Extract, from the listing that follows, each line containing the word "this".

Entries taken from a collection:
########
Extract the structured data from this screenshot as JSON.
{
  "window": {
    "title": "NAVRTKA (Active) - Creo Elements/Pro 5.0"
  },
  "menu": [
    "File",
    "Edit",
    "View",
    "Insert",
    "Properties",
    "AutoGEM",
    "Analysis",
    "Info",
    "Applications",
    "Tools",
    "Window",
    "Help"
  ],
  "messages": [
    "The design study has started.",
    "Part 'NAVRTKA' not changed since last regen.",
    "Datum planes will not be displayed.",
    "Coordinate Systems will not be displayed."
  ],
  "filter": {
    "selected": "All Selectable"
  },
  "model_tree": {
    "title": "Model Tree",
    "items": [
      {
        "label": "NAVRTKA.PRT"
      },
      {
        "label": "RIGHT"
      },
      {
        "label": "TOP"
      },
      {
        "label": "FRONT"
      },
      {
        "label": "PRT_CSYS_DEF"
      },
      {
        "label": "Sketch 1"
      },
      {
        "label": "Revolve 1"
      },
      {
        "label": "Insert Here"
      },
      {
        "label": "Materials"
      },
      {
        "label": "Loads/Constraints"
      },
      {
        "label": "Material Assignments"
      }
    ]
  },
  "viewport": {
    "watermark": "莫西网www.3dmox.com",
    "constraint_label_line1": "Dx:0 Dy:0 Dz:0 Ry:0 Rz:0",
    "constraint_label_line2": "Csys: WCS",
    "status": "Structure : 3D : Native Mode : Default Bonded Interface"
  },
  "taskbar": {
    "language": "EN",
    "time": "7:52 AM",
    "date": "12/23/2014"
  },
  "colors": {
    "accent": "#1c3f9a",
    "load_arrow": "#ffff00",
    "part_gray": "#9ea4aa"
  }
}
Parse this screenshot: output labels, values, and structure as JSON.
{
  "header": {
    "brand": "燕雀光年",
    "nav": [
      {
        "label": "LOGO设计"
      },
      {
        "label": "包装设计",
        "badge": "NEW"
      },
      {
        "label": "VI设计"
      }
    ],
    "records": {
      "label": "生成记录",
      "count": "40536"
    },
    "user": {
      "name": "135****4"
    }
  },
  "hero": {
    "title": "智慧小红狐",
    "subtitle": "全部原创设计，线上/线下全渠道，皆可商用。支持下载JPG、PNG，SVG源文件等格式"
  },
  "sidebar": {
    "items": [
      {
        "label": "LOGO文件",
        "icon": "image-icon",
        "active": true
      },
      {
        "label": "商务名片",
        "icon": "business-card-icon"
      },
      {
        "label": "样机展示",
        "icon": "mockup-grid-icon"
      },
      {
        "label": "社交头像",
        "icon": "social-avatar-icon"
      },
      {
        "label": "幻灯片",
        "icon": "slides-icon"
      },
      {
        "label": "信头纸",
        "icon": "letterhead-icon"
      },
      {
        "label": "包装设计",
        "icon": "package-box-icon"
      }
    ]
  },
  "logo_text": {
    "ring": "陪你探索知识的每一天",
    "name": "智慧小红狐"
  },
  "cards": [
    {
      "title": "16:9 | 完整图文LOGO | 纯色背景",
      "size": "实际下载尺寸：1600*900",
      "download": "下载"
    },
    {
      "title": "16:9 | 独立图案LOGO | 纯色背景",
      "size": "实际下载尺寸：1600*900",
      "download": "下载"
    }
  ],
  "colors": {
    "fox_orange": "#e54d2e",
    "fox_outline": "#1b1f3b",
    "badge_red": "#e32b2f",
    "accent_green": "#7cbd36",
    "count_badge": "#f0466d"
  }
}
########
→ In response
Extract the structured data from this screenshot as JSON.
Parse this screenshot: output labels, values, and structure as JSON.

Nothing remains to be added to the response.